◆ **Material for this exercise**:
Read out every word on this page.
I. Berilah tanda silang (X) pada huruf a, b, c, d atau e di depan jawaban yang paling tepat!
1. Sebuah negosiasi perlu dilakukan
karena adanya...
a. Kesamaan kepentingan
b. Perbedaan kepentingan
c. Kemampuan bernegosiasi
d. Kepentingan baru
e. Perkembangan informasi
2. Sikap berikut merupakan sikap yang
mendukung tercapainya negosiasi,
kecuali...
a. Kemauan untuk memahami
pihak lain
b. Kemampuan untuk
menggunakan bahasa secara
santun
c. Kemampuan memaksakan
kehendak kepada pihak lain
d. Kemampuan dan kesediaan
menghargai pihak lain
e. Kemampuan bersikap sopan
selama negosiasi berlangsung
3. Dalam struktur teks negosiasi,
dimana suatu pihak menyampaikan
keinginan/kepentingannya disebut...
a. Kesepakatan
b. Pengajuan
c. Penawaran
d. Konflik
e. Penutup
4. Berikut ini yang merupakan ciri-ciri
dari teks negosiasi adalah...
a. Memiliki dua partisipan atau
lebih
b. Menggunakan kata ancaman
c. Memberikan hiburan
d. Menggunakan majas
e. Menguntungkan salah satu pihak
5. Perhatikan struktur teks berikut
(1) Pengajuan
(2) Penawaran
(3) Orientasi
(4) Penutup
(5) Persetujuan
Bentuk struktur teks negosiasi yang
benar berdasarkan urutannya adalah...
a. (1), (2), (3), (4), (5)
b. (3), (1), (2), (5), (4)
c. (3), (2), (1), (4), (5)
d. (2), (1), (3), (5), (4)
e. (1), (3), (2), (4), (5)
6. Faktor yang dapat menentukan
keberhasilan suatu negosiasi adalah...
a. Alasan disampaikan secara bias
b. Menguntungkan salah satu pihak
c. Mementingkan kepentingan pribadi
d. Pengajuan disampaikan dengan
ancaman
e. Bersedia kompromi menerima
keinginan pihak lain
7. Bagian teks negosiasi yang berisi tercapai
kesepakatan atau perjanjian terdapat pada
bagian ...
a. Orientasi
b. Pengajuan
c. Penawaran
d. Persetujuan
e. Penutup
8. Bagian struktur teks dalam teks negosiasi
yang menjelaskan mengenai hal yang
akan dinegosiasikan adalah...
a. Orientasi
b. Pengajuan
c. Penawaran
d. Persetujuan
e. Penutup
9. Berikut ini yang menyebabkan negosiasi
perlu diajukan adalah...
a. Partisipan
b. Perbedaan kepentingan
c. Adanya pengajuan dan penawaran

◆ **Problem details**:
Reproduce the material precisely, including every line.

◆ **Task result**:
Read out every word on this page.
I. Berilah tanda silang (X) pada huruf a, b, c, d atau e di depan jawaban yang paling tepat!
1. Sebuah negosiasi perlu dilakukan
karena adanya...
a. Kesamaan kepentingan
b. Perbedaan kepentingan
c. Kemampuan bernegosiasi
d. Kepentingan baru
e. Perkembangan informasi
2. Sikap berikut merupakan sikap yang
mendukung tercapainya negosiasi,
kecuali...
a. Kemauan untuk memahami
pihak lain
b. Kemampuan untuk
menggunakan bahasa secara
santun
c. Kemampuan memaksakan
kehendak kepada pihak lain
d. Kemampuan dan kesediaan
menghargai pihak lain
e. Kemampuan bersikap sopan
selama negosiasi berlangsung
3. Dalam struktur teks negosiasi,
dimana suatu pihak menyampaikan
keinginan/kepentingannya disebut...
a. Kesepakatan
b. Pengajuan
c. Penawaran
d. Konflik
e. Penutup
4. Berikut ini yang merupakan ciri-ciri
dari teks negosiasi adalah...
a. Memiliki dua partisipan atau
lebih
b. Menggunakan kata ancaman
c. Memberikan hiburan
d. Menggunakan majas
e. Menguntungkan salah satu pihak
5. Perhatikan struktur teks berikut
(1) Pengajuan
(2) Penawaran
(3) Orientasi
(4) Penutup
(5) Persetujuan
Bentuk struktur teks negosiasi yang
benar berdasarkan urutannya adalah...
a. (1), (2), (3), (4), (5)
b. (3), (1), (2), (5), (4)
c. (3), (2), (1), (4), (5)
d. (2), (1), (3), (5), (4)
e. (1), (3), (2), (4), (5)
6. Faktor yang dapat menentukan
keberhasilan suatu negosiasi adalah...
a. Alasan disampaikan secara bias
b. Menguntungkan salah satu pihak
c. Mementingkan kepentingan pribadi
d. Pengajuan disampaikan dengan
ancaman
e. Bersedia kompromi menerima
keinginan pihak lain
7. Bagian teks negosiasi yang berisi tercapai
kesepakatan atau perjanjian terdapat pada
bagian ...
a. Orientasi
b. Pengajuan
c. Penawaran
d. Persetujuan
e. Penutup
8. Bagian struktur teks dalam teks negosiasi
yang menjelaskan mengenai hal yang
akan dinegosiasikan adalah...
a. Orientasi
b. Pengajuan
c. Penawaran
d. Persetujuan
e. Penutup
9. Berikut ini yang menyebabkan negosiasi
perlu diajukan adalah...
a. Partisipan
b. Perbedaan kepentingan
c. Adanya pengajuan dan penawaran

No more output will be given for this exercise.